==== Dataset records
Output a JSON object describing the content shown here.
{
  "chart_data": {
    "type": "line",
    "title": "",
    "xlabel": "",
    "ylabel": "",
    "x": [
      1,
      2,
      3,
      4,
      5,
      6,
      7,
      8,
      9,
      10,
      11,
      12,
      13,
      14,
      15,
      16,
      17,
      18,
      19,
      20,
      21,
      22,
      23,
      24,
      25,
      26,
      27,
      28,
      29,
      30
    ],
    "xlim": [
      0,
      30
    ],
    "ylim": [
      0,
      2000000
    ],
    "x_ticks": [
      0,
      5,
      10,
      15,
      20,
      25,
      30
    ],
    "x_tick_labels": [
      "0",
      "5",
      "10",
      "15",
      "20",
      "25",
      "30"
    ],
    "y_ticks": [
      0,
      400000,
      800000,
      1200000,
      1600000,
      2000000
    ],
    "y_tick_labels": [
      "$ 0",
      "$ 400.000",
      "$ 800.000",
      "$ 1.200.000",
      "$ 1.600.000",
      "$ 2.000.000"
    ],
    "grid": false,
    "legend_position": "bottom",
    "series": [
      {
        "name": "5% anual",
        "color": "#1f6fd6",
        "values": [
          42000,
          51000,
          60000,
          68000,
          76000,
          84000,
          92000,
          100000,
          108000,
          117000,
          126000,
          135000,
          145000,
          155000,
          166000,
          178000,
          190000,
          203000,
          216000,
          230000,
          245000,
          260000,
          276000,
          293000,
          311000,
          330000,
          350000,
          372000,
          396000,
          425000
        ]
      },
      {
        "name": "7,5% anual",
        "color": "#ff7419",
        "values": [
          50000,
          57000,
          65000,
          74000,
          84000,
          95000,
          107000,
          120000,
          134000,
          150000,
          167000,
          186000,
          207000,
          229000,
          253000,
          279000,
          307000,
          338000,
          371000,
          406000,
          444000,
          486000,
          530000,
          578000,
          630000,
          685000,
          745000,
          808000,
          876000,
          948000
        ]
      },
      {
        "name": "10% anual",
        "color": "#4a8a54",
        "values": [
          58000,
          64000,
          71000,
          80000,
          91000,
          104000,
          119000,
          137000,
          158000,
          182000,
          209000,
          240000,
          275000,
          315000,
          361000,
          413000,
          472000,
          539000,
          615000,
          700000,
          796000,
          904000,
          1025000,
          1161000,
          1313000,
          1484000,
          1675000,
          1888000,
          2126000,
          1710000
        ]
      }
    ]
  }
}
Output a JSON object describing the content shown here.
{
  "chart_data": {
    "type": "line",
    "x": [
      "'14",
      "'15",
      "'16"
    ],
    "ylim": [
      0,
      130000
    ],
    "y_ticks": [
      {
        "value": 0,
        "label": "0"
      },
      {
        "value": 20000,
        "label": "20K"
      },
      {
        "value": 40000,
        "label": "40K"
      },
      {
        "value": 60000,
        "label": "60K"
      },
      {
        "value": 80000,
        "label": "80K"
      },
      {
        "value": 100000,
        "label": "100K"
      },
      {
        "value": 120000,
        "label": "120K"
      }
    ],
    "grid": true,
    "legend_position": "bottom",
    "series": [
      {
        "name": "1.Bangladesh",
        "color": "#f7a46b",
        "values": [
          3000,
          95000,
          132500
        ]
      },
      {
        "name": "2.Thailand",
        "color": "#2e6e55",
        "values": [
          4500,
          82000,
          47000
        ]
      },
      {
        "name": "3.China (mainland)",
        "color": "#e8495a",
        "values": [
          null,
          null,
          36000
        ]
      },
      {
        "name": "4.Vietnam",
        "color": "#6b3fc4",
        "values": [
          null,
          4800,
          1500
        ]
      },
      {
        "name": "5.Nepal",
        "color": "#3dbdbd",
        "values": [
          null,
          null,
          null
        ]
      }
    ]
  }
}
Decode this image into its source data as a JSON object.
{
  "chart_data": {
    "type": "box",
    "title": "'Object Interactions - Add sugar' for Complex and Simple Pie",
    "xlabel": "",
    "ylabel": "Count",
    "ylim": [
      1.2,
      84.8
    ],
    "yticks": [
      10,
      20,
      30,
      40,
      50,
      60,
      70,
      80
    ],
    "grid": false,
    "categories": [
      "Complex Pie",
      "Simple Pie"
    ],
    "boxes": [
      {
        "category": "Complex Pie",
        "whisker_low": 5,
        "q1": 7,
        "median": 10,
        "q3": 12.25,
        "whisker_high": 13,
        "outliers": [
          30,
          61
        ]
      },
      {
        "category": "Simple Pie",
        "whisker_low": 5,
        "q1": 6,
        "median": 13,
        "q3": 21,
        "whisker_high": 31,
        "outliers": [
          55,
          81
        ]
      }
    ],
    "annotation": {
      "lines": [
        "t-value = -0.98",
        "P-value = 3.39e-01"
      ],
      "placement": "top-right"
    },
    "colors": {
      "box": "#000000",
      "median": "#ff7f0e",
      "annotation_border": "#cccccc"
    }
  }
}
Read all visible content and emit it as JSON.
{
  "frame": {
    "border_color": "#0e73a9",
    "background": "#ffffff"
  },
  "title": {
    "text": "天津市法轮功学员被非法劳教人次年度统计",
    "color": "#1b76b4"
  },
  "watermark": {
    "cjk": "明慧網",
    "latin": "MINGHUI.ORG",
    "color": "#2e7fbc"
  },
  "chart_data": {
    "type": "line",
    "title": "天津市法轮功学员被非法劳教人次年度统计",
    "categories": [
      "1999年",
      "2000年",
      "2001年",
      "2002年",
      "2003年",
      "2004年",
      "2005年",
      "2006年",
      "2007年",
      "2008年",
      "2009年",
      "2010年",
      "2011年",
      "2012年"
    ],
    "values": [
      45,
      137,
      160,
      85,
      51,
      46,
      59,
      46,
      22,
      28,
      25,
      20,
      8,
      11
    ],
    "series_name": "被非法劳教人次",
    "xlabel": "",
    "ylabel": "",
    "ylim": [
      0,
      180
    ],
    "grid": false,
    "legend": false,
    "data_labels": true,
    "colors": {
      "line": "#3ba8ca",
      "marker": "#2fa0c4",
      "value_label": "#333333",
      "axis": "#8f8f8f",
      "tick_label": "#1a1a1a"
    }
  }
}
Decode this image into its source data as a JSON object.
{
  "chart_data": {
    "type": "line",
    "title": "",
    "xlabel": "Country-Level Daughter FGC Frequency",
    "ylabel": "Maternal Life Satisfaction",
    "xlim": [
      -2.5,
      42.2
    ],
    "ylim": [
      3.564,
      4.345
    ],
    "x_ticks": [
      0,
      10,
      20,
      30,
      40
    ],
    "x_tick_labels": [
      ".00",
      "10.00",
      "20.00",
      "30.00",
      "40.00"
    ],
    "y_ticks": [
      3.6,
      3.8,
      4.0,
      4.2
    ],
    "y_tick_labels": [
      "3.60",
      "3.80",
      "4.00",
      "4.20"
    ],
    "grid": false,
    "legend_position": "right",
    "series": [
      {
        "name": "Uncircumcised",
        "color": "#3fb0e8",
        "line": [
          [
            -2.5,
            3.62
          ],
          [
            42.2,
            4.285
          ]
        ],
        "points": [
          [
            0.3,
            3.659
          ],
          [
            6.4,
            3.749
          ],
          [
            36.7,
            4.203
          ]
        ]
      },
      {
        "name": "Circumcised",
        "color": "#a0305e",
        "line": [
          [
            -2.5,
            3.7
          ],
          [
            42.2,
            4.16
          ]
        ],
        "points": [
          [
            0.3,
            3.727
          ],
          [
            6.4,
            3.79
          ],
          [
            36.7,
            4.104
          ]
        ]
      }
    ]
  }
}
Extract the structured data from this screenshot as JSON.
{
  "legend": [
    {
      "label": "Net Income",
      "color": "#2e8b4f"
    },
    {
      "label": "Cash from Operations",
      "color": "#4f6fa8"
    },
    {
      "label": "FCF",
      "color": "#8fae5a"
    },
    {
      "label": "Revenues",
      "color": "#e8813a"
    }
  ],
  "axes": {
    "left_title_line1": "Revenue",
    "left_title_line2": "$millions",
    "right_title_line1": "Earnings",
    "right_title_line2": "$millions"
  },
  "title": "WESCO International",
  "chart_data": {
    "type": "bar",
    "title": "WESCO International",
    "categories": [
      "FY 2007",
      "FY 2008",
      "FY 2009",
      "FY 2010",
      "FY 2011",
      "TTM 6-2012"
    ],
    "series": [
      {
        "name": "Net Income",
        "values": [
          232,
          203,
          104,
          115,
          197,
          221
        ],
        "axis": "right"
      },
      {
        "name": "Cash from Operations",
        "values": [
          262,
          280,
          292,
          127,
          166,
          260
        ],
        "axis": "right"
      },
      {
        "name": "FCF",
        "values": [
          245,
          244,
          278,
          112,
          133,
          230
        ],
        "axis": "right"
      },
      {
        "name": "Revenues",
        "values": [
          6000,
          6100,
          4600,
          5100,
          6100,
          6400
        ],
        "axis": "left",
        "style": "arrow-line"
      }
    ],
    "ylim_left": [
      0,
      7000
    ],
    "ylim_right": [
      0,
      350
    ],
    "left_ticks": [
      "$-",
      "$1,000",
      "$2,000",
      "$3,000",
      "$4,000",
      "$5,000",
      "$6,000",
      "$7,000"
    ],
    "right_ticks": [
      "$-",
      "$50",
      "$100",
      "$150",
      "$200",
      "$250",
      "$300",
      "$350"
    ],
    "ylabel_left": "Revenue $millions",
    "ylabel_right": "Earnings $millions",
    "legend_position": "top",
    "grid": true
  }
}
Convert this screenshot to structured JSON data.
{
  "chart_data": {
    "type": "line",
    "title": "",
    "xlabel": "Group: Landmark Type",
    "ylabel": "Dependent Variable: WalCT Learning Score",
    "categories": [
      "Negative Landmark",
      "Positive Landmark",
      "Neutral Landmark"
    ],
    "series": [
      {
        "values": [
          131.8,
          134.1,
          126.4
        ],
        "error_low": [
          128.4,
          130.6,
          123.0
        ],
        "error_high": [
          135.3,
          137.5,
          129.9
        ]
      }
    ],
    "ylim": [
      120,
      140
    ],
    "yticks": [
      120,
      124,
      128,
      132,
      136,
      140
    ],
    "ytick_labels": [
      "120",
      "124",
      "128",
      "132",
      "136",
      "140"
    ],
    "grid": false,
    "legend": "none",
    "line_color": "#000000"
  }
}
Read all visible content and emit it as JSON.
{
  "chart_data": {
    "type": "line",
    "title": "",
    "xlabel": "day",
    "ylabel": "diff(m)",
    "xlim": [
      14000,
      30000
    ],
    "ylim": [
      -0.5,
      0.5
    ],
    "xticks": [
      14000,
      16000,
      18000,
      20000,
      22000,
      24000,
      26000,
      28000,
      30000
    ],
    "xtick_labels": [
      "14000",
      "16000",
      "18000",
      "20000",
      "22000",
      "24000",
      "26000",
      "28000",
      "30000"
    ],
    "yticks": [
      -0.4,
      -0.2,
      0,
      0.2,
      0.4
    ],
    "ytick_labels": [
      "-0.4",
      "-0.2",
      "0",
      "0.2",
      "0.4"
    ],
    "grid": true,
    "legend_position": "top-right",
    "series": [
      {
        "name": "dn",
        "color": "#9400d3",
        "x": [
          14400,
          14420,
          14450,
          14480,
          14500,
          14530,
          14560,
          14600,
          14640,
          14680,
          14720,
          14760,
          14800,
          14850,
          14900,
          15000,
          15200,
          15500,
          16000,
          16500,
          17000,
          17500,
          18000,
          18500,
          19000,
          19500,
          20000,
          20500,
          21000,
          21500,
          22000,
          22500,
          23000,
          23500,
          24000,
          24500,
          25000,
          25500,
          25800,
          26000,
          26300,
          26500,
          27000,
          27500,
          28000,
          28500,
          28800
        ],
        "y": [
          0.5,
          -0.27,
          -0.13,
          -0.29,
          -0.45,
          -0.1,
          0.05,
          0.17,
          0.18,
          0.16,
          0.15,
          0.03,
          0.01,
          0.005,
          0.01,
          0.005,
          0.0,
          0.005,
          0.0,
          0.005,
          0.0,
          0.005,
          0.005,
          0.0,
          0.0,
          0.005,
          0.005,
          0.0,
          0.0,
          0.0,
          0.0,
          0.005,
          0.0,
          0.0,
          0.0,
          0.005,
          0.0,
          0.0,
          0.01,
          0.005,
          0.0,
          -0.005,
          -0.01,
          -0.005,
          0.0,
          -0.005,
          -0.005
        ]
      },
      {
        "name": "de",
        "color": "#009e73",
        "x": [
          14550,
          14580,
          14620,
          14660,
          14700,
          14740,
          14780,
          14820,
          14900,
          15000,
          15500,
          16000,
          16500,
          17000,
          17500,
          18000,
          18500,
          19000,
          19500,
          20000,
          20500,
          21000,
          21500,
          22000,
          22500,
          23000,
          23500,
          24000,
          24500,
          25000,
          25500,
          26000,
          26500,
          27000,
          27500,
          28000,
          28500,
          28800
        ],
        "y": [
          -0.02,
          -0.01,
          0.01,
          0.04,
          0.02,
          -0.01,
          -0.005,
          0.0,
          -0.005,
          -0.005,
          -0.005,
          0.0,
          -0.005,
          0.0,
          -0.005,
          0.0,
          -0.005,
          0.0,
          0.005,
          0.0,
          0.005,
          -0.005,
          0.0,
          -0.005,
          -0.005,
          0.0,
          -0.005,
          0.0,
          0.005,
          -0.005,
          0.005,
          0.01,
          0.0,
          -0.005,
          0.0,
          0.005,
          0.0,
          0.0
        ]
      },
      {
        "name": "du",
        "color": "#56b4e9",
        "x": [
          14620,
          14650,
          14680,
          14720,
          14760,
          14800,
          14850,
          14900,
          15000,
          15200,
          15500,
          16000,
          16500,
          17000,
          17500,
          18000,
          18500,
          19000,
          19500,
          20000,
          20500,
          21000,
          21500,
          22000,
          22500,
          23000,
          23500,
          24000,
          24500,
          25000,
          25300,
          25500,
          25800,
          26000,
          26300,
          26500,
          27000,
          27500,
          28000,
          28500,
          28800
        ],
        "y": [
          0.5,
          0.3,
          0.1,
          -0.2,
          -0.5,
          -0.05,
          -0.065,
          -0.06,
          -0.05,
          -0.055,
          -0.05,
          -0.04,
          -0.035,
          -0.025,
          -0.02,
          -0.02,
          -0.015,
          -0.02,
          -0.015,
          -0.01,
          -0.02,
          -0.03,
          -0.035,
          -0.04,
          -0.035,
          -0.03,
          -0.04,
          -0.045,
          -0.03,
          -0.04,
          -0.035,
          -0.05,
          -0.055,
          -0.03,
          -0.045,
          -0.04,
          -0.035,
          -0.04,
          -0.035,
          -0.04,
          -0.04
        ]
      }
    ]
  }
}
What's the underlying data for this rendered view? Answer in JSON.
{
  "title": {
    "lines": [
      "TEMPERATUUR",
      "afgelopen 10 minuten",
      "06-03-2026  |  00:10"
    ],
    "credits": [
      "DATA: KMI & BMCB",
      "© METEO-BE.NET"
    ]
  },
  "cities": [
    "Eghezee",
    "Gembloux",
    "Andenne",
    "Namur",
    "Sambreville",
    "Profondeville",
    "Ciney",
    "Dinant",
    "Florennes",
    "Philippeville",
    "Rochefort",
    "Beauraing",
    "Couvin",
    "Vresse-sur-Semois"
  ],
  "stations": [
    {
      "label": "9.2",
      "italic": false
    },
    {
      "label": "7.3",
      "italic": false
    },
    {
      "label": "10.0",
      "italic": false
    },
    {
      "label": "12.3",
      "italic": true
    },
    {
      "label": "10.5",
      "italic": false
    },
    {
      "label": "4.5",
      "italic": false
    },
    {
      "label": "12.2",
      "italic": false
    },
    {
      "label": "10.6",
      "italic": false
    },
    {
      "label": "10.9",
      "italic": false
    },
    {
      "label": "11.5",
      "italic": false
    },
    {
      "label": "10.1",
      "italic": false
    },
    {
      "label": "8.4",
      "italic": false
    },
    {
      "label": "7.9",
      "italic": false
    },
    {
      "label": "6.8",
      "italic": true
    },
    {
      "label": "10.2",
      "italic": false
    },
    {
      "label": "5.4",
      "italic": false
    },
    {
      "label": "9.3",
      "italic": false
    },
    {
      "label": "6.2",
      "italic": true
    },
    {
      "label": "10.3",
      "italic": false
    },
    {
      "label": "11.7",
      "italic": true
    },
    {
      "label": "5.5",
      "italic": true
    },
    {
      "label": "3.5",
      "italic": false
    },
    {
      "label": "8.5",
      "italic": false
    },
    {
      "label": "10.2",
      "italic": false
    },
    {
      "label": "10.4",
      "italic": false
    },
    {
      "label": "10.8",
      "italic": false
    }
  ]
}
========
### Your goal
Go through the material line by line. Show each line that contains the string "Landmark".

### Result for this task
    "xlabel": "Group: Landmark Type",
      "Negative Landmark",
      "Positive Landmark",
      "Neutral Landmark"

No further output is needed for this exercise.